■ Aim
Do not carry the pictures over; copy every other part of the entries exactly.

■ Data supplied

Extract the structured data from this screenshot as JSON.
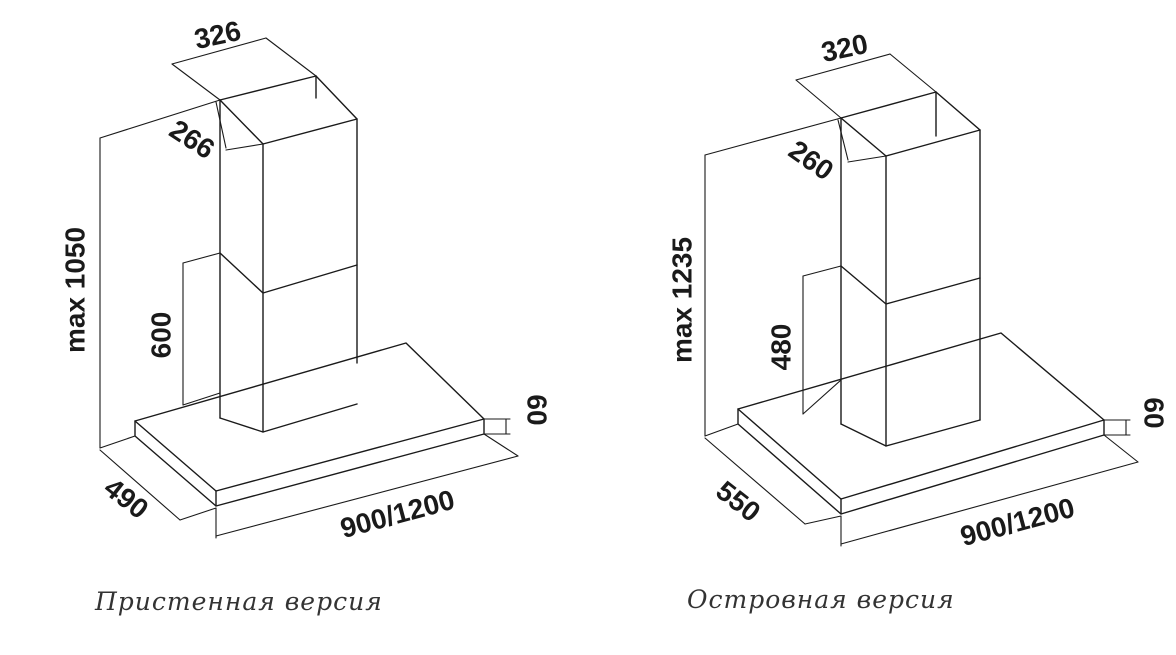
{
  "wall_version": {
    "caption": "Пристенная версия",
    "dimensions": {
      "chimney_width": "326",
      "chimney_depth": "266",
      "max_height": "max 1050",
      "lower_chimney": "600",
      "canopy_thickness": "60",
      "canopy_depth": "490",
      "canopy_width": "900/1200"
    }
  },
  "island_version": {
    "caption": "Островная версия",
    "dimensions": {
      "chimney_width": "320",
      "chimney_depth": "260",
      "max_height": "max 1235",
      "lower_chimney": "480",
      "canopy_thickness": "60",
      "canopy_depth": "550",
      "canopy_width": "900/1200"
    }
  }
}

■ Reply to the task
Extract the structured data from this screenshot as JSON.
{
  "wall_version": {
    "caption": "Пристенная версия",
    "dimensions": {
      "chimney_width": "326",
      "chimney_depth": "266",
      "max_height": "max 1050",
      "lower_chimney": "600",
      "canopy_thickness": "60",
      "canopy_depth": "490",
      "canopy_width": "900/1200"
    }
  },
  "island_version": {
    "caption": "Островная версия",
    "dimensions": {
      "chimney_width": "320",
      "chimney_depth": "260",
      "max_height": "max 1235",
      "lower_chimney": "480",
      "canopy_thickness": "60",
      "canopy_depth": "550",
      "canopy_width": "900/1200"
    }
  }
}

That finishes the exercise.